• **STATED PROBLEM**: Transcribe the records below exactly as they appear.

- - - - -

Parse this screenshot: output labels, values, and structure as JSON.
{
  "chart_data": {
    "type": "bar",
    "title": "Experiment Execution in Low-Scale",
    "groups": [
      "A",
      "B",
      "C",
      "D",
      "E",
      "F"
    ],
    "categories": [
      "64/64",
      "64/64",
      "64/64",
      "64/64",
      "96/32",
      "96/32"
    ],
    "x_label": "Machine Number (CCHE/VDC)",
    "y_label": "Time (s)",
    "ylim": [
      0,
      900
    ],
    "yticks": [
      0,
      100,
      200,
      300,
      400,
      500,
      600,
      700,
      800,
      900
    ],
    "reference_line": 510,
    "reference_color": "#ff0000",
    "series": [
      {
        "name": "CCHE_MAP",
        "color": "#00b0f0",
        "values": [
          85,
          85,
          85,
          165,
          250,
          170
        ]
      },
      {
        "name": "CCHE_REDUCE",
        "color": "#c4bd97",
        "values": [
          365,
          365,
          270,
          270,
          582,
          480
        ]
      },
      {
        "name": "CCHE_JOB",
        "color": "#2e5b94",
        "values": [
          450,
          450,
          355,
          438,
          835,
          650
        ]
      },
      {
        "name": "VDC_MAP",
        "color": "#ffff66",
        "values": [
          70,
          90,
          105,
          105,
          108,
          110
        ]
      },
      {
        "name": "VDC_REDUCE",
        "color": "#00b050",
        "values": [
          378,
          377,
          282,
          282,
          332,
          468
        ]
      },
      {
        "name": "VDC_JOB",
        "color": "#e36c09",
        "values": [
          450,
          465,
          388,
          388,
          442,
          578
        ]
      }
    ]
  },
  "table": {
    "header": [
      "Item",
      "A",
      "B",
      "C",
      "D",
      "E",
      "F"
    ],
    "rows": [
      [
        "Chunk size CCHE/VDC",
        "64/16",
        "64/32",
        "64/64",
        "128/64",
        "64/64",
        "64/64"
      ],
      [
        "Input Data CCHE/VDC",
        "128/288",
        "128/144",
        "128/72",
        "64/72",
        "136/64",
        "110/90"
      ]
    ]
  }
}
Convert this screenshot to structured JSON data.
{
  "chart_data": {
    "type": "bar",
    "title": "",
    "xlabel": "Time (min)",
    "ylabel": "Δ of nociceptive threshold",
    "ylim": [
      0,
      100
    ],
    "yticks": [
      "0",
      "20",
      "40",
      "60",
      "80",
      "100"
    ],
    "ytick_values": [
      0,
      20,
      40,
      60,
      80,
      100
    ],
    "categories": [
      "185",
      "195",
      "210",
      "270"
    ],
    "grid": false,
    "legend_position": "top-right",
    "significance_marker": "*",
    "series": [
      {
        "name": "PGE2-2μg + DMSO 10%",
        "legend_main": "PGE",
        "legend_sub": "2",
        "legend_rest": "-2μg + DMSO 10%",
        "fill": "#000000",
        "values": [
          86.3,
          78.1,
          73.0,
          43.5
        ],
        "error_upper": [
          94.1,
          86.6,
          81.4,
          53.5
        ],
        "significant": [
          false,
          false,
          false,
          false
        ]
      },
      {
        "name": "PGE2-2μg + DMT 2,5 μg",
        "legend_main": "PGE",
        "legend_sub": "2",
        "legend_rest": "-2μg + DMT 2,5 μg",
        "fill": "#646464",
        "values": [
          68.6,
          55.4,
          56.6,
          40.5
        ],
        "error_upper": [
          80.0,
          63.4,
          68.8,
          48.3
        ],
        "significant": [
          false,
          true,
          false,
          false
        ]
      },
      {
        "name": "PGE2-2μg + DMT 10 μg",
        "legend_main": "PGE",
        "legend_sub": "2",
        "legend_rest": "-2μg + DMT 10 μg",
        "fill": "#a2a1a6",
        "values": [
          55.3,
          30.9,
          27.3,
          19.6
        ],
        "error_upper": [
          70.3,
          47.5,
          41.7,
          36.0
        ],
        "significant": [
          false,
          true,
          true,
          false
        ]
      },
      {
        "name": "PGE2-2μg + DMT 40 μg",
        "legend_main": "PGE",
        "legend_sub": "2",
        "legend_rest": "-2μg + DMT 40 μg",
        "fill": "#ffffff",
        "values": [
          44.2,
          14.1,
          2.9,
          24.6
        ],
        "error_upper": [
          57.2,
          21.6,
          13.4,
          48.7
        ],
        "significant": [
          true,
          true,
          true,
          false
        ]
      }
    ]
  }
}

- - - - -

• **EXERCISE RESPONSE**:
Parse this screenshot: output labels, values, and structure as JSON.
{
  "chart_data": {
    "type": "bar",
    "title": "Experiment Execution in Low-Scale",
    "groups": [
      "A",
      "B",
      "C",
      "D",
      "E",
      "F"
    ],
    "categories": [
      "64/64",
      "64/64",
      "64/64",
      "64/64",
      "96/32",
      "96/32"
    ],
    "x_label": "Machine Number (CCHE/VDC)",
    "y_label": "Time (s)",
    "ylim": [
      0,
      900
    ],
    "yticks": [
      0,
      100,
      200,
      300,
      400,
      500,
      600,
      700,
      800,
      900
    ],
    "reference_line": 510,
    "reference_color": "#ff0000",
    "series": [
      {
        "name": "CCHE_MAP",
        "color": "#00b0f0",
        "values": [
          85,
          85,
          85,
          165,
          250,
          170
        ]
      },
      {
        "name": "CCHE_REDUCE",
        "color": "#c4bd97",
        "values": [
          365,
          365,
          270,
          270,
          582,
          480
        ]
      },
      {
        "name": "CCHE_JOB",
        "color": "#2e5b94",
        "values": [
          450,
          450,
          355,
          438,
          835,
          650
        ]
      },
      {
        "name": "VDC_MAP",
        "color": "#ffff66",
        "values": [
          70,
          90,
          105,
          105,
          108,
          110
        ]
      },
      {
        "name": "VDC_REDUCE",
        "color": "#00b050",
        "values": [
          378,
          377,
          282,
          282,
          332,
          468
        ]
      },
      {
        "name": "VDC_JOB",
        "color": "#e36c09",
        "values": [
          450,
          465,
          388,
          388,
          442,
          578
        ]
      }
    ]
  },
  "table": {
    "header": [
      "Item",
      "A",
      "B",
      "C",
      "D",
      "E",
      "F"
    ],
    "rows": [
      [
        "Chunk size CCHE/VDC",
        "64/16",
        "64/32",
        "64/64",
        "128/64",
        "64/64",
        "64/64"
      ],
      [
        "Input Data CCHE/VDC",
        "128/288",
        "128/144",
        "128/72",
        "64/72",
        "136/64",
        "110/90"
      ]
    ]
  }
}
Convert this screenshot to structured JSON data.
{
  "chart_data": {
    "type": "bar",
    "title": "",
    "xlabel": "Time (min)",
    "ylabel": "Δ of nociceptive threshold",
    "ylim": [
      0,
      100
    ],
    "yticks": [
      "0",
      "20",
      "40",
      "60",
      "80",
      "100"
    ],
    "ytick_values": [
      0,
      20,
      40,
      60,
      80,
      100
    ],
    "categories": [
      "185",
      "195",
      "210",
      "270"
    ],
    "grid": false,
    "legend_position": "top-right",
    "significance_marker": "*",
    "series": [
      {
        "name": "PGE2-2μg + DMSO 10%",
        "legend_main": "PGE",
        "legend_sub": "2",
        "legend_rest": "-2μg + DMSO 10%",
        "fill": "#000000",
        "values": [
          86.3,
          78.1,
          73.0,
          43.5
        ],
        "error_upper": [
          94.1,
          86.6,
          81.4,
          53.5
        ],
        "significant": [
          false,
          false,
          false,
          false
        ]
      },
      {
        "name": "PGE2-2μg + DMT 2,5 μg",
        "legend_main": "PGE",
        "legend_sub": "2",
        "legend_rest": "-2μg + DMT 2,5 μg",
        "fill": "#646464",
        "values": [
          68.6,
          55.4,
          56.6,
          40.5
        ],
        "error_upper": [
          80.0,
          63.4,
          68.8,
          48.3
        ],
        "significant": [
          false,
          true,
          false,
          false
        ]
      },
      {
        "name": "PGE2-2μg + DMT 10 μg",
        "legend_main": "PGE",
        "legend_sub": "2",
        "legend_rest": "-2μg + DMT 10 μg",
        "fill": "#a2a1a6",
        "values": [
          55.3,
          30.9,
          27.3,
          19.6
        ],
        "error_upper": [
          70.3,
          47.5,
          41.7,
          36.0
        ],
        "significant": [
          false,
          true,
          true,
          false
        ]
      },
      {
        "name": "PGE2-2μg + DMT 40 μg",
        "legend_main": "PGE",
        "legend_sub": "2",
        "legend_rest": "-2μg + DMT 40 μg",
        "fill": "#ffffff",
        "values": [
          44.2,
          14.1,
          2.9,
          24.6
        ],
        "error_upper": [
          57.2,
          21.6,
          13.4,
          48.7
        ],
        "significant": [
          true,
          true,
          true,
          false
        ]
      }
    ]
  }
}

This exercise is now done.